### [Exercise brief]
Copy out the records from the start through the line containing "step-title: 08.质检 [359,746,601,796]", reproducing each line verbatim, with both ends included.

### [Exercise input]

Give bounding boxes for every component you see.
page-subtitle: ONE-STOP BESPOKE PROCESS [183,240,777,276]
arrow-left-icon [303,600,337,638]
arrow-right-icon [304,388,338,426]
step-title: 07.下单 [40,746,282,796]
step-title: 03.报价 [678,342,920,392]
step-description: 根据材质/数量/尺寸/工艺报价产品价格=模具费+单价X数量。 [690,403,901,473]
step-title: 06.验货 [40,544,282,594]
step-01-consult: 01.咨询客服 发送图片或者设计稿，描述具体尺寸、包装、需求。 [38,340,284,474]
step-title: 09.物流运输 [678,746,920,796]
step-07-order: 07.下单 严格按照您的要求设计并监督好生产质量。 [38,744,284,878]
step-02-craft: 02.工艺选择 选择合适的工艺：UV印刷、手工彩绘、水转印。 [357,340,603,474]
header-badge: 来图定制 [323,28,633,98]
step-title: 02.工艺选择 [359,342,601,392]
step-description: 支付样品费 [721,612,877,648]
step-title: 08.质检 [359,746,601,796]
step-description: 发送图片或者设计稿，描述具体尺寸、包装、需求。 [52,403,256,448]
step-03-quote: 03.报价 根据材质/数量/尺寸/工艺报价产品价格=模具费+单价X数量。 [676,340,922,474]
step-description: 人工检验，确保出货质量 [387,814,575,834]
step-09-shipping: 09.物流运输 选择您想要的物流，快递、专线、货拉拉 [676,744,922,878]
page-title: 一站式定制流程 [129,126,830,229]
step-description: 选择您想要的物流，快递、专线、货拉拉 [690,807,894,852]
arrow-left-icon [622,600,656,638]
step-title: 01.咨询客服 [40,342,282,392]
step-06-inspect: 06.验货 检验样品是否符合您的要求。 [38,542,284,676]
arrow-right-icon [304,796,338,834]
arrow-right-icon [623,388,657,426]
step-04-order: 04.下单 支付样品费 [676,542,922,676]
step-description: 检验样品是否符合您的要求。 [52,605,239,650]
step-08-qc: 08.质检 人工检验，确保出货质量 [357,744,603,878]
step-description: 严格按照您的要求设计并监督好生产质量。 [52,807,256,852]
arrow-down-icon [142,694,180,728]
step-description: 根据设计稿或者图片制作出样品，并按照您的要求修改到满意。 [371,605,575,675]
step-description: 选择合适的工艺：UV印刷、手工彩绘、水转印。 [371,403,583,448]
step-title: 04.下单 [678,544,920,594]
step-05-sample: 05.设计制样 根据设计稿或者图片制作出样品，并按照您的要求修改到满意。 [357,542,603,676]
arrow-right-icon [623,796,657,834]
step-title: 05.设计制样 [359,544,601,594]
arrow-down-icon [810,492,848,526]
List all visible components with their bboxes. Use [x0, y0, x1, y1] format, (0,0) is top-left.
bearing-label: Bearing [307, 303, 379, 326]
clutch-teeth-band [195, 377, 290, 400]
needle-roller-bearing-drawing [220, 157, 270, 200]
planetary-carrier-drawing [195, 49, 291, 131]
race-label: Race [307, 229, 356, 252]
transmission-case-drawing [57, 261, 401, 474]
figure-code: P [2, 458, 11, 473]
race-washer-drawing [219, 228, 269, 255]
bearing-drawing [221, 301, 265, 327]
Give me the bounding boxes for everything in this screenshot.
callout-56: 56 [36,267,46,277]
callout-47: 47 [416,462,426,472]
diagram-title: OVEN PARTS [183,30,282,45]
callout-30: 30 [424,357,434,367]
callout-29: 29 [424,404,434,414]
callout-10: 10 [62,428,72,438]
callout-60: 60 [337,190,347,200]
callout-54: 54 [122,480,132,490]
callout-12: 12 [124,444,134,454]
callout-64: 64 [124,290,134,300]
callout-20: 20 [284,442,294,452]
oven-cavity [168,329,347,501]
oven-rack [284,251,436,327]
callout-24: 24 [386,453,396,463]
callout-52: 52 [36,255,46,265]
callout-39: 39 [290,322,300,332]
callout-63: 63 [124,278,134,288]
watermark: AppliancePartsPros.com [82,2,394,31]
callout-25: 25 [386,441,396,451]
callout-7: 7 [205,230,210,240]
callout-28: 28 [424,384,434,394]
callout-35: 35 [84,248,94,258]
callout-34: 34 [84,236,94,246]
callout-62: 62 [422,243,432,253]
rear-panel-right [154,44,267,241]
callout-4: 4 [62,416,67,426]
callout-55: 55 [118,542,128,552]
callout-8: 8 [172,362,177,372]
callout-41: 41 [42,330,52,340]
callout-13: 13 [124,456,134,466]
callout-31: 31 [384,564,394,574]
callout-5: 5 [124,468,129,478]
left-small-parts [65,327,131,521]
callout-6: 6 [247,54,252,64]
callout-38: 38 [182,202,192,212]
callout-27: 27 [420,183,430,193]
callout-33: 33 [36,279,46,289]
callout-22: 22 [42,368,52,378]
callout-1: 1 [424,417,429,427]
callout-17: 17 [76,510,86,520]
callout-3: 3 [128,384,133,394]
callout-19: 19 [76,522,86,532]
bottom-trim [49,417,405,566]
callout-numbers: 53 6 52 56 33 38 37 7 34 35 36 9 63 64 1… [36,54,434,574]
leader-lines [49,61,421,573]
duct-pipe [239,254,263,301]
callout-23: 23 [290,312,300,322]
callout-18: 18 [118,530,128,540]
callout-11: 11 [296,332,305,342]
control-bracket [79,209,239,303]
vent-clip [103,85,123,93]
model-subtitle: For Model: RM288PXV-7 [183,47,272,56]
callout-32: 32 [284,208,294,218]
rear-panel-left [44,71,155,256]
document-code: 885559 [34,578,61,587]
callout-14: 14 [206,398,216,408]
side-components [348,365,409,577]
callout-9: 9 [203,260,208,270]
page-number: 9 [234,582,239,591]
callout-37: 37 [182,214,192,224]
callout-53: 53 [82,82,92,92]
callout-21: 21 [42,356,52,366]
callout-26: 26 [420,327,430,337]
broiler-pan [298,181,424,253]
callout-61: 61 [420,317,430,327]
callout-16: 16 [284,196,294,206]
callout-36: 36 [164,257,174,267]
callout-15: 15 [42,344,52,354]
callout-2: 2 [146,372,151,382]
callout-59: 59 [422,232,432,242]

### [Response to this exercise]
Give bounding boxes for every component you see.
page-subtitle: ONE-STOP BESPOKE PROCESS [183,240,777,276]
arrow-left-icon [303,600,337,638]
arrow-right-icon [304,388,338,426]
step-title: 07.下单 [40,746,282,796]
step-title: 03.报价 [678,342,920,392]
step-description: 根据材质/数量/尺寸/工艺报价产品价格=模具费+单价X数量。 [690,403,901,473]
step-title: 06.验货 [40,544,282,594]
step-01-consult: 01.咨询客服 发送图片或者设计稿，描述具体尺寸、包装、需求。 [38,340,284,474]
step-title: 09.物流运输 [678,746,920,796]
step-07-order: 07.下单 严格按照您的要求设计并监督好生产质量。 [38,744,284,878]
step-02-craft: 02.工艺选择 选择合适的工艺：UV印刷、手工彩绘、水转印。 [357,340,603,474]
header-badge: 来图定制 [323,28,633,98]
step-title: 02.工艺选择 [359,342,601,392]
step-description: 支付样品费 [721,612,877,648]
step-title: 08.质检 [359,746,601,796]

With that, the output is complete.